TASK :: Extract all of the entries and set them down verbatim.
* Begin INPUT MATERIAL *
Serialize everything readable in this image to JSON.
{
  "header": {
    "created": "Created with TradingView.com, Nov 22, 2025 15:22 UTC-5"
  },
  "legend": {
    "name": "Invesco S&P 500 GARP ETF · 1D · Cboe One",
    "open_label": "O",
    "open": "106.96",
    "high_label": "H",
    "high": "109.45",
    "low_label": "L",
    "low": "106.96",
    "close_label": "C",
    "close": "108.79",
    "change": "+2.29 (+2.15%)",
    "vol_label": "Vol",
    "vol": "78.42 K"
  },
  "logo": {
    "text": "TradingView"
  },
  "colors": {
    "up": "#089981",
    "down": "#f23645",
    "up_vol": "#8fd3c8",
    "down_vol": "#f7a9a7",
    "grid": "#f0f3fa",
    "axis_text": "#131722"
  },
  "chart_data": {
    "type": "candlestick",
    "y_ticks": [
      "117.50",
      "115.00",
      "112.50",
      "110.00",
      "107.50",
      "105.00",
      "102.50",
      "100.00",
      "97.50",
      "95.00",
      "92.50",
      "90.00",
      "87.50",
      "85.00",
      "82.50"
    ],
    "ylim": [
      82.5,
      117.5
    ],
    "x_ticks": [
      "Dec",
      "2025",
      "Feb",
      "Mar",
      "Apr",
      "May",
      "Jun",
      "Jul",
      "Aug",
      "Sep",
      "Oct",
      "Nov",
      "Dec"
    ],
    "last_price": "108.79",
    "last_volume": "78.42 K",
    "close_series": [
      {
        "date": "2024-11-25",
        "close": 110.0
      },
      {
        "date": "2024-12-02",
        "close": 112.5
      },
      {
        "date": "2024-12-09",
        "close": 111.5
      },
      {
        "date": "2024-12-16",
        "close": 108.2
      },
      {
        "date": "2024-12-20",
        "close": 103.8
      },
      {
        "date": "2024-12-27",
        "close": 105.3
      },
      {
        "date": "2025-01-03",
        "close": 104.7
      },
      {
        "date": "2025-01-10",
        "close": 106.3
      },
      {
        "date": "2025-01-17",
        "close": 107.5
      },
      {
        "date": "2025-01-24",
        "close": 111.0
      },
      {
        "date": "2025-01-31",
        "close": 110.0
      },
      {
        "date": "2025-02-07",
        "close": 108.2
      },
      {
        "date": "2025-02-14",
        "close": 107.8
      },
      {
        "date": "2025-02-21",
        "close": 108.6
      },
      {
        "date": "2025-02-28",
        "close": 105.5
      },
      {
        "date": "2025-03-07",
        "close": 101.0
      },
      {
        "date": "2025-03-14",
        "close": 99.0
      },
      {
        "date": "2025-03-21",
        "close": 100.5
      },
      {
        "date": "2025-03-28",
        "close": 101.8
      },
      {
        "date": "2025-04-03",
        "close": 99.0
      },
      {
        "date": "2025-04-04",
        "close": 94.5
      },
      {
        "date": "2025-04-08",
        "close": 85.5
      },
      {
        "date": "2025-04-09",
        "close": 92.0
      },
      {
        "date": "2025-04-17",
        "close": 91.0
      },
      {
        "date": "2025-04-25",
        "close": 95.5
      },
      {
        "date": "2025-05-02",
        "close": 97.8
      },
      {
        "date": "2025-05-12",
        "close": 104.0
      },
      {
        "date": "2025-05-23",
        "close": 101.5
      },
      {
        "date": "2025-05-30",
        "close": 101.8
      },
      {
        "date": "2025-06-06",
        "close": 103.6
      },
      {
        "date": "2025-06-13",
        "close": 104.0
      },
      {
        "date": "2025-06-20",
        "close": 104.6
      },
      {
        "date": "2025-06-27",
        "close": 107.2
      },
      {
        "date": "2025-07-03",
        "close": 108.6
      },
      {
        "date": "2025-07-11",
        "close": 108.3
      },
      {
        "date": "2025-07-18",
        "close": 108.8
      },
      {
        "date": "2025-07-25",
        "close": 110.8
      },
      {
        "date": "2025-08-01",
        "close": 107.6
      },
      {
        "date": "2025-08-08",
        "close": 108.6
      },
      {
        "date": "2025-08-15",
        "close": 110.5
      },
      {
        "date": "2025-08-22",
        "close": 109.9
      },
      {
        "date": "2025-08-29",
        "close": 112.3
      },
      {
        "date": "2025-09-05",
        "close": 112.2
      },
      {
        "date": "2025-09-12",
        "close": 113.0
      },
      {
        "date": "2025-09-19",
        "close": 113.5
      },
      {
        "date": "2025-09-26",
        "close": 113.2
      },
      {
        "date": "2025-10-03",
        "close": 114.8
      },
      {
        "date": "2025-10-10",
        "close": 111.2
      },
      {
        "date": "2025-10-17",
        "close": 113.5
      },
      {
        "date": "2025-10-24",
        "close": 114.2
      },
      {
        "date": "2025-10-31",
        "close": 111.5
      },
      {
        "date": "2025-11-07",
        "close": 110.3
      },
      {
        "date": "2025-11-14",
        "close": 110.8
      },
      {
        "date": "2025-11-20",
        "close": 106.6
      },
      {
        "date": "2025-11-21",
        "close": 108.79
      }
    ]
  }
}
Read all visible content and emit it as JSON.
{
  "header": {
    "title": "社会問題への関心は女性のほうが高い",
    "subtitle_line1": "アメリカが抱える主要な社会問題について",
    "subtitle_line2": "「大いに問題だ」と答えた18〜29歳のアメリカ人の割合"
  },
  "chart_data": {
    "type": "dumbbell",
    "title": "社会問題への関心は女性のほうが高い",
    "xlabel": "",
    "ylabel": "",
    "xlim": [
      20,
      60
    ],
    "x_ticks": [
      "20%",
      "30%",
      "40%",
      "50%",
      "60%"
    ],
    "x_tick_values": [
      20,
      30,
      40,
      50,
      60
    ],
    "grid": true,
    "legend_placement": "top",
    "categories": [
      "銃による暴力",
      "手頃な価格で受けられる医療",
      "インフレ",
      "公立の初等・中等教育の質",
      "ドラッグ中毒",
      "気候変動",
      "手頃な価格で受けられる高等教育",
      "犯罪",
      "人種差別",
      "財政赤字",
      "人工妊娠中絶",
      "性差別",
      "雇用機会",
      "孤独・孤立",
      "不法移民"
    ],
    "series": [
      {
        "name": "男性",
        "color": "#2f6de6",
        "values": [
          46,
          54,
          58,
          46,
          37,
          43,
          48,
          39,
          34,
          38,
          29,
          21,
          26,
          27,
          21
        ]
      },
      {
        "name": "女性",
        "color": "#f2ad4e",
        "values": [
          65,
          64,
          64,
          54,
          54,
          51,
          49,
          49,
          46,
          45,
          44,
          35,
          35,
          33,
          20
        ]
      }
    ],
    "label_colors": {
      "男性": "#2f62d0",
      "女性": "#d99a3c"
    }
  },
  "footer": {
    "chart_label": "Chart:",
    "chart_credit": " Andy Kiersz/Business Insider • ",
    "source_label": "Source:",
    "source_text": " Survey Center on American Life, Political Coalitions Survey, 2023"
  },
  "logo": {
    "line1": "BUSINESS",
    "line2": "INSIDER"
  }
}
* End INPUT MATERIAL *
TASK RESULT ::
Serialize everything readable in this image to JSON.
{
  "header": {
    "created": "Created with TradingView.com, Nov 22, 2025 15:22 UTC-5"
  },
  "legend": {
    "name": "Invesco S&P 500 GARP ETF · 1D · Cboe One",
    "open_label": "O",
    "open": "106.96",
    "high_label": "H",
    "high": "109.45",
    "low_label": "L",
    "low": "106.96",
    "close_label": "C",
    "close": "108.79",
    "change": "+2.29 (+2.15%)",
    "vol_label": "Vol",
    "vol": "78.42 K"
  },
  "logo": {
    "text": "TradingView"
  },
  "colors": {
    "up": "#089981",
    "down": "#f23645",
    "up_vol": "#8fd3c8",
    "down_vol": "#f7a9a7",
    "grid": "#f0f3fa",
    "axis_text": "#131722"
  },
  "chart_data": {
    "type": "candlestick",
    "y_ticks": [
      "117.50",
      "115.00",
      "112.50",
      "110.00",
      "107.50",
      "105.00",
      "102.50",
      "100.00",
      "97.50",
      "95.00",
      "92.50",
      "90.00",
      "87.50",
      "85.00",
      "82.50"
    ],
    "ylim": [
      82.5,
      117.5
    ],
    "x_ticks": [
      "Dec",
      "2025",
      "Feb",
      "Mar",
      "Apr",
      "May",
      "Jun",
      "Jul",
      "Aug",
      "Sep",
      "Oct",
      "Nov",
      "Dec"
    ],
    "last_price": "108.79",
    "last_volume": "78.42 K",
    "close_series": [
      {
        "date": "2024-11-25",
        "close": 110.0
      },
      {
        "date": "2024-12-02",
        "close": 112.5
      },
      {
        "date": "2024-12-09",
        "close": 111.5
      },
      {
        "date": "2024-12-16",
        "close": 108.2
      },
      {
        "date": "2024-12-20",
        "close": 103.8
      },
      {
        "date": "2024-12-27",
        "close": 105.3
      },
      {
        "date": "2025-01-03",
        "close": 104.7
      },
      {
        "date": "2025-01-10",
        "close": 106.3
      },
      {
        "date": "2025-01-17",
        "close": 107.5
      },
      {
        "date": "2025-01-24",
        "close": 111.0
      },
      {
        "date": "2025-01-31",
        "close": 110.0
      },
      {
        "date": "2025-02-07",
        "close": 108.2
      },
      {
        "date": "2025-02-14",
        "close": 107.8
      },
      {
        "date": "2025-02-21",
        "close": 108.6
      },
      {
        "date": "2025-02-28",
        "close": 105.5
      },
      {
        "date": "2025-03-07",
        "close": 101.0
      },
      {
        "date": "2025-03-14",
        "close": 99.0
      },
      {
        "date": "2025-03-21",
        "close": 100.5
      },
      {
        "date": "2025-03-28",
        "close": 101.8
      },
      {
        "date": "2025-04-03",
        "close": 99.0
      },
      {
        "date": "2025-04-04",
        "close": 94.5
      },
      {
        "date": "2025-04-08",
        "close": 85.5
      },
      {
        "date": "2025-04-09",
        "close": 92.0
      },
      {
        "date": "2025-04-17",
        "close": 91.0
      },
      {
        "date": "2025-04-25",
        "close": 95.5
      },
      {
        "date": "2025-05-02",
        "close": 97.8
      },
      {
        "date": "2025-05-12",
        "close": 104.0
      },
      {
        "date": "2025-05-23",
        "close": 101.5
      },
      {
        "date": "2025-05-30",
        "close": 101.8
      },
      {
        "date": "2025-06-06",
        "close": 103.6
      },
      {
        "date": "2025-06-13",
        "close": 104.0
      },
      {
        "date": "2025-06-20",
        "close": 104.6
      },
      {
        "date": "2025-06-27",
        "close": 107.2
      },
      {
        "date": "2025-07-03",
        "close": 108.6
      },
      {
        "date": "2025-07-11",
        "close": 108.3
      },
      {
        "date": "2025-07-18",
        "close": 108.8
      },
      {
        "date": "2025-07-25",
        "close": 110.8
      },
      {
        "date": "2025-08-01",
        "close": 107.6
      },
      {
        "date": "2025-08-08",
        "close": 108.6
      },
      {
        "date": "2025-08-15",
        "close": 110.5
      },
      {
        "date": "2025-08-22",
        "close": 109.9
      },
      {
        "date": "2025-08-29",
        "close": 112.3
      },
      {
        "date": "2025-09-05",
        "close": 112.2
      },
      {
        "date": "2025-09-12",
        "close": 113.0
      },
      {
        "date": "2025-09-19",
        "close": 113.5
      },
      {
        "date": "2025-09-26",
        "close": 113.2
      },
      {
        "date": "2025-10-03",
        "close": 114.8
      },
      {
        "date": "2025-10-10",
        "close": 111.2
      },
      {
        "date": "2025-10-17",
        "close": 113.5
      },
      {
        "date": "2025-10-24",
        "close": 114.2
      },
      {
        "date": "2025-10-31",
        "close": 111.5
      },
      {
        "date": "2025-11-07",
        "close": 110.3
      },
      {
        "date": "2025-11-14",
        "close": 110.8
      },
      {
        "date": "2025-11-20",
        "close": 106.6
      },
      {
        "date": "2025-11-21",
        "close": 108.79
      }
    ]
  }
}
Read all visible content and emit it as JSON.
{
  "header": {
    "title": "社会問題への関心は女性のほうが高い",
    "subtitle_line1": "アメリカが抱える主要な社会問題について",
    "subtitle_line2": "「大いに問題だ」と答えた18〜29歳のアメリカ人の割合"
  },
  "chart_data": {
    "type": "dumbbell",
    "title": "社会問題への関心は女性のほうが高い",
    "xlabel": "",
    "ylabel": "",
    "xlim": [
      20,
      60
    ],
    "x_ticks": [
      "20%",
      "30%",
      "40%",
      "50%",
      "60%"
    ],
    "x_tick_values": [
      20,
      30,
      40,
      50,
      60
    ],
    "grid": true,
    "legend_placement": "top",
    "categories": [
      "銃による暴力",
      "手頃な価格で受けられる医療",
      "インフレ",
      "公立の初等・中等教育の質",
      "ドラッグ中毒",
      "気候変動",
      "手頃な価格で受けられる高等教育",
      "犯罪",
      "人種差別",
      "財政赤字",
      "人工妊娠中絶",
      "性差別",
      "雇用機会",
      "孤独・孤立",
      "不法移民"
    ],
    "series": [
      {
        "name": "男性",
        "color": "#2f6de6",
        "values": [
          46,
          54,
          58,
          46,
          37,
          43,
          48,
          39,
          34,
          38,
          29,
          21,
          26,
          27,
          21
        ]
      },
      {
        "name": "女性",
        "color": "#f2ad4e",
        "values": [
          65,
          64,
          64,
          54,
          54,
          51,
          49,
          49,
          46,
          45,
          44,
          35,
          35,
          33,
          20
        ]
      }
    ],
    "label_colors": {
      "男性": "#2f62d0",
      "女性": "#d99a3c"
    }
  },
  "footer": {
    "chart_label": "Chart:",
    "chart_credit": " Andy Kiersz/Business Insider • ",
    "source_label": "Source:",
    "source_text": " Survey Center on American Life, Political Coalitions Survey, 2023"
  },
  "logo": {
    "line1": "BUSINESS",
    "line2": "INSIDER"
  }
}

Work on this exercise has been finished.